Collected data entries
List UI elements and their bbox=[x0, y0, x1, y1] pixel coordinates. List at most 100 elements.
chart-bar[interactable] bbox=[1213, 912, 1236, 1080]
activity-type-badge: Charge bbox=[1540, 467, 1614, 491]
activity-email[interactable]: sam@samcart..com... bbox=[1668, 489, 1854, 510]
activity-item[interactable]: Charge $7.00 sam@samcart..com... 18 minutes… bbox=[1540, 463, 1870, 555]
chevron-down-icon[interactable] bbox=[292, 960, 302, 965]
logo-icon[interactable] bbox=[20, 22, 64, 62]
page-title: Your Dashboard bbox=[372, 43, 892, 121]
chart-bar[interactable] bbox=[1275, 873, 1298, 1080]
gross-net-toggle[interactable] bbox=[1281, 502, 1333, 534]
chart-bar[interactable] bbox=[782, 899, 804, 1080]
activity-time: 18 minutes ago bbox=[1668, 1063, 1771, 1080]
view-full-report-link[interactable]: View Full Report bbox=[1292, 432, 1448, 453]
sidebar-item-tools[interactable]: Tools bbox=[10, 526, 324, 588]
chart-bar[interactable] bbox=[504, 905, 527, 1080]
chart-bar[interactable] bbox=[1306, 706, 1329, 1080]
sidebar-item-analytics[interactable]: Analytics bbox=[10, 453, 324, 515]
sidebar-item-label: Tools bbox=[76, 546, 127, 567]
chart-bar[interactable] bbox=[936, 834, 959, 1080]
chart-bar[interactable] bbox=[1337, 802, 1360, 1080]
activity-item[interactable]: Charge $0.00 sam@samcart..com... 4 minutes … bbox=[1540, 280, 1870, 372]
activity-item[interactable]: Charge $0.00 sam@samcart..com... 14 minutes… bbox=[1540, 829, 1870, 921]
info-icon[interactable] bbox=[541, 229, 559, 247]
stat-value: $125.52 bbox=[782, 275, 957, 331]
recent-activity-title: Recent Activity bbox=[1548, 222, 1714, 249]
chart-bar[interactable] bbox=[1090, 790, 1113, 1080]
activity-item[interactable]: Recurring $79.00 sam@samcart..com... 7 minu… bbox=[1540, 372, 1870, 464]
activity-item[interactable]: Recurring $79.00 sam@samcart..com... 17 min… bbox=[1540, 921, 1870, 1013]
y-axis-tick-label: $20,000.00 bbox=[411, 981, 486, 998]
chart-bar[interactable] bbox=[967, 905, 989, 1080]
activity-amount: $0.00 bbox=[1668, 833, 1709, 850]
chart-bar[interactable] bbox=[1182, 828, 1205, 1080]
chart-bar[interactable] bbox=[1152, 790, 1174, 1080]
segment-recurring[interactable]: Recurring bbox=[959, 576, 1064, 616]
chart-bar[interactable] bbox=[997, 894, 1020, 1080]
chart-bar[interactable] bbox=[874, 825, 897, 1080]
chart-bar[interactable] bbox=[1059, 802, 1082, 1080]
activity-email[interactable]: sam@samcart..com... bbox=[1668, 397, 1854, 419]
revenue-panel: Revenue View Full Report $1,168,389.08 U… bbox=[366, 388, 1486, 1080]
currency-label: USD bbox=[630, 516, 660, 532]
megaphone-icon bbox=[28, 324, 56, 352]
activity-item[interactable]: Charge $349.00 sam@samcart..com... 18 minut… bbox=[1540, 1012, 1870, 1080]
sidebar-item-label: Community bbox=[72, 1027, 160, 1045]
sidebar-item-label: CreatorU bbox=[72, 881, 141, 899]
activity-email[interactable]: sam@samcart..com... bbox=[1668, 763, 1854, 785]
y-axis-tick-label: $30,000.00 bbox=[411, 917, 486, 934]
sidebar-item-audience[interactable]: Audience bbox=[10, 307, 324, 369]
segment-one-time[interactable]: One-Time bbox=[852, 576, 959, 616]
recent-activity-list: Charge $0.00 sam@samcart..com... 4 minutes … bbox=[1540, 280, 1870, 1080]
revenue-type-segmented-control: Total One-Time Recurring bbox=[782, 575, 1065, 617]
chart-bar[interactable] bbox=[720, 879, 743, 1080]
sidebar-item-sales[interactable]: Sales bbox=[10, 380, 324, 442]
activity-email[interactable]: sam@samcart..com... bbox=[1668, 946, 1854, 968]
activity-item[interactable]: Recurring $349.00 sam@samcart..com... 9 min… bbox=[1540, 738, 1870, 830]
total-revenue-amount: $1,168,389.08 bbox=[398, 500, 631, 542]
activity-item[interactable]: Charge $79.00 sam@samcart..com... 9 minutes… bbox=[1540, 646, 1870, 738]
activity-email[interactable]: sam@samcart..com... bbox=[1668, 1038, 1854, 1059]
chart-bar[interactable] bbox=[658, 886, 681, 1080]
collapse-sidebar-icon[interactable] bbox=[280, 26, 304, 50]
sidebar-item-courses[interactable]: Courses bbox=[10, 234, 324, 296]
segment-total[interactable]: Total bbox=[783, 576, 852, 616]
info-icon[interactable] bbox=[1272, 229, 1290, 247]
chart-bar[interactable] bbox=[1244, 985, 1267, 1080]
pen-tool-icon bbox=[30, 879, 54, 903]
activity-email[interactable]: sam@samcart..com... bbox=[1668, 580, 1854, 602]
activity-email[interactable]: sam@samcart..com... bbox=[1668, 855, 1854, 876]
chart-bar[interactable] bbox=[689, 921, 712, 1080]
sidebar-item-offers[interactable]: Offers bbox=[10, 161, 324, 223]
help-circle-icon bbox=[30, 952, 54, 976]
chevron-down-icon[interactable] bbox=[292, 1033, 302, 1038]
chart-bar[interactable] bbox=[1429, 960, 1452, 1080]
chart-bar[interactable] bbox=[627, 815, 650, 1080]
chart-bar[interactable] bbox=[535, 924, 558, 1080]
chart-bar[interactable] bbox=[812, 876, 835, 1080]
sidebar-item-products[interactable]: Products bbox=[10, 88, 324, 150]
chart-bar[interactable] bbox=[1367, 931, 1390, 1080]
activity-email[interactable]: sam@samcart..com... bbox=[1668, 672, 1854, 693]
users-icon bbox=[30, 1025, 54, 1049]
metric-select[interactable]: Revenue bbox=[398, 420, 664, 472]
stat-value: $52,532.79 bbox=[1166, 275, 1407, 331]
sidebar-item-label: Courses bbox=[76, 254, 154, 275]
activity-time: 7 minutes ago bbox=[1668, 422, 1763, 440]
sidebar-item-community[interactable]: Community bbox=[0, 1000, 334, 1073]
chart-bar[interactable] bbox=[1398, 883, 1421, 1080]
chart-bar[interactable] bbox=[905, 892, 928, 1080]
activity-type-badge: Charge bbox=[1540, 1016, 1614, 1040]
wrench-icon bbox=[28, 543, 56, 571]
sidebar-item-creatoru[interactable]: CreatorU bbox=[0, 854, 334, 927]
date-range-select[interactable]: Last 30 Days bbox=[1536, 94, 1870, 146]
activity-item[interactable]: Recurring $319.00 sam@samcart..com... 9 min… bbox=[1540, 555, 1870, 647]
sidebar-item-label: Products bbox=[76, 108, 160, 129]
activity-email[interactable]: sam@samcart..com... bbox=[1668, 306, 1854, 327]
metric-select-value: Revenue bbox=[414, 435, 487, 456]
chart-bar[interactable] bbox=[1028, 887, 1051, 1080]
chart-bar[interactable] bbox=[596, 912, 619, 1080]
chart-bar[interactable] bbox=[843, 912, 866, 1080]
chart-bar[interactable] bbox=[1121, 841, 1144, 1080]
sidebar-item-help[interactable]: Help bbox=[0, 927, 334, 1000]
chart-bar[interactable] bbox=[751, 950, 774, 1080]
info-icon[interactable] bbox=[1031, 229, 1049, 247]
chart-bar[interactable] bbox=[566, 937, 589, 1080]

# To do
Swap every "chart-bar" in the entries above for "graph-bar" and give the lines again with nothing else changed.

# Expected output
List UI elements and their bbox=[x0, y0, x1, y1] pixel coordinates. List at most 100 elements.
graph-bar[interactable] bbox=[1213, 912, 1236, 1080]
activity-type-badge: Charge bbox=[1540, 467, 1614, 491]
activity-email[interactable]: sam@samcart..com... bbox=[1668, 489, 1854, 510]
activity-item[interactable]: Charge $7.00 sam@samcart..com... 18 minutes… bbox=[1540, 463, 1870, 555]
chevron-down-icon[interactable] bbox=[292, 960, 302, 965]
logo-icon[interactable] bbox=[20, 22, 64, 62]
page-title: Your Dashboard bbox=[372, 43, 892, 121]
graph-bar[interactable] bbox=[1275, 873, 1298, 1080]
gross-net-toggle[interactable] bbox=[1281, 502, 1333, 534]
graph-bar[interactable] bbox=[782, 899, 804, 1080]
activity-time: 18 minutes ago bbox=[1668, 1063, 1771, 1080]
view-full-report-link[interactable]: View Full Report bbox=[1292, 432, 1448, 453]
sidebar-item-tools[interactable]: Tools bbox=[10, 526, 324, 588]
graph-bar[interactable] bbox=[504, 905, 527, 1080]
graph-bar[interactable] bbox=[1306, 706, 1329, 1080]
sidebar-item-analytics[interactable]: Analytics bbox=[10, 453, 324, 515]
sidebar-item-label: Tools bbox=[76, 546, 127, 567]
graph-bar[interactable] bbox=[936, 834, 959, 1080]
graph-bar[interactable] bbox=[1337, 802, 1360, 1080]
activity-item[interactable]: Charge $0.00 sam@samcart..com... 4 minutes … bbox=[1540, 280, 1870, 372]
activity-item[interactable]: Charge $0.00 sam@samcart..com... 14 minutes… bbox=[1540, 829, 1870, 921]
info-icon[interactable] bbox=[541, 229, 559, 247]
stat-value: $125.52 bbox=[782, 275, 957, 331]
recent-activity-title: Recent Activity bbox=[1548, 222, 1714, 249]
graph-bar[interactable] bbox=[1090, 790, 1113, 1080]
activity-item[interactable]: Recurring $79.00 sam@samcart..com... 7 minu… bbox=[1540, 372, 1870, 464]
activity-item[interactable]: Recurring $79.00 sam@samcart..com... 17 min… bbox=[1540, 921, 1870, 1013]
y-axis-tick-label: $20,000.00 bbox=[411, 981, 486, 998]
graph-bar[interactable] bbox=[967, 905, 989, 1080]
activity-amount: $0.00 bbox=[1668, 833, 1709, 850]
graph-bar[interactable] bbox=[1182, 828, 1205, 1080]
graph-bar[interactable] bbox=[1152, 790, 1174, 1080]
segment-recurring[interactable]: Recurring bbox=[959, 576, 1064, 616]
graph-bar[interactable] bbox=[997, 894, 1020, 1080]
graph-bar[interactable] bbox=[874, 825, 897, 1080]
graph-bar[interactable] bbox=[1059, 802, 1082, 1080]
activity-email[interactable]: sam@samcart..com... bbox=[1668, 397, 1854, 419]
revenue-panel: Revenue View Full Report $1,168,389.08 U… bbox=[366, 388, 1486, 1080]
currency-label: USD bbox=[630, 516, 660, 532]
megaphone-icon bbox=[28, 324, 56, 352]
activity-item[interactable]: Charge $349.00 sam@samcart..com... 18 minut… bbox=[1540, 1012, 1870, 1080]
sidebar-item-label: Community bbox=[72, 1027, 160, 1045]
sidebar-item-label: CreatorU bbox=[72, 881, 141, 899]
activity-email[interactable]: sam@samcart..com... bbox=[1668, 763, 1854, 785]
y-axis-tick-label: $30,000.00 bbox=[411, 917, 486, 934]
sidebar-item-audience[interactable]: Audience bbox=[10, 307, 324, 369]
segment-one-time[interactable]: One-Time bbox=[852, 576, 959, 616]
recent-activity-list: Charge $0.00 sam@samcart..com... 4 minutes … bbox=[1540, 280, 1870, 1080]
revenue-type-segmented-control: Total One-Time Recurring bbox=[782, 575, 1065, 617]
graph-bar[interactable] bbox=[720, 879, 743, 1080]
sidebar-item-sales[interactable]: Sales bbox=[10, 380, 324, 442]
activity-email[interactable]: sam@samcart..com... bbox=[1668, 946, 1854, 968]
activity-item[interactable]: Recurring $349.00 sam@samcart..com... 9 min… bbox=[1540, 738, 1870, 830]
total-revenue-amount: $1,168,389.08 bbox=[398, 500, 631, 542]
activity-item[interactable]: Charge $79.00 sam@samcart..com... 9 minutes… bbox=[1540, 646, 1870, 738]
activity-email[interactable]: sam@samcart..com... bbox=[1668, 1038, 1854, 1059]
graph-bar[interactable] bbox=[658, 886, 681, 1080]
collapse-sidebar-icon[interactable] bbox=[280, 26, 304, 50]
sidebar-item-courses[interactable]: Courses bbox=[10, 234, 324, 296]
segment-total[interactable]: Total bbox=[783, 576, 852, 616]
info-icon[interactable] bbox=[1272, 229, 1290, 247]
graph-bar[interactable] bbox=[1244, 985, 1267, 1080]
pen-tool-icon bbox=[30, 879, 54, 903]
activity-email[interactable]: sam@samcart..com... bbox=[1668, 580, 1854, 602]
activity-email[interactable]: sam@samcart..com... bbox=[1668, 855, 1854, 876]
graph-bar[interactable] bbox=[689, 921, 712, 1080]
sidebar-item-offers[interactable]: Offers bbox=[10, 161, 324, 223]
help-circle-icon bbox=[30, 952, 54, 976]
chevron-down-icon[interactable] bbox=[292, 1033, 302, 1038]
graph-bar[interactable] bbox=[1429, 960, 1452, 1080]
graph-bar[interactable] bbox=[627, 815, 650, 1080]
graph-bar[interactable] bbox=[535, 924, 558, 1080]
graph-bar[interactable] bbox=[812, 876, 835, 1080]
sidebar-item-products[interactable]: Products bbox=[10, 88, 324, 150]
graph-bar[interactable] bbox=[1367, 931, 1390, 1080]
activity-email[interactable]: sam@samcart..com... bbox=[1668, 672, 1854, 693]
users-icon bbox=[30, 1025, 54, 1049]
metric-select[interactable]: Revenue bbox=[398, 420, 664, 472]
stat-value: $52,532.79 bbox=[1166, 275, 1407, 331]
sidebar-item-label: Courses bbox=[76, 254, 154, 275]
activity-time: 7 minutes ago bbox=[1668, 422, 1763, 440]
sidebar-item-community[interactable]: Community bbox=[0, 1000, 334, 1073]
graph-bar[interactable] bbox=[1398, 883, 1421, 1080]
graph-bar[interactable] bbox=[905, 892, 928, 1080]
activity-type-badge: Charge bbox=[1540, 1016, 1614, 1040]
wrench-icon bbox=[28, 543, 56, 571]
sidebar-item-creatoru[interactable]: CreatorU bbox=[0, 854, 334, 927]
date-range-select[interactable]: Last 30 Days bbox=[1536, 94, 1870, 146]
activity-item[interactable]: Recurring $319.00 sam@samcart..com... 9 min… bbox=[1540, 555, 1870, 647]
sidebar-item-label: Products bbox=[76, 108, 160, 129]
activity-email[interactable]: sam@samcart..com... bbox=[1668, 306, 1854, 327]
metric-select-value: Revenue bbox=[414, 435, 487, 456]
graph-bar[interactable] bbox=[1028, 887, 1051, 1080]
graph-bar[interactable] bbox=[596, 912, 619, 1080]
graph-bar[interactable] bbox=[843, 912, 866, 1080]
graph-bar[interactable] bbox=[1121, 841, 1144, 1080]
sidebar-item-help[interactable]: Help bbox=[0, 927, 334, 1000]
graph-bar[interactable] bbox=[751, 950, 774, 1080]
info-icon[interactable] bbox=[1031, 229, 1049, 247]
graph-bar[interactable] bbox=[566, 937, 589, 1080]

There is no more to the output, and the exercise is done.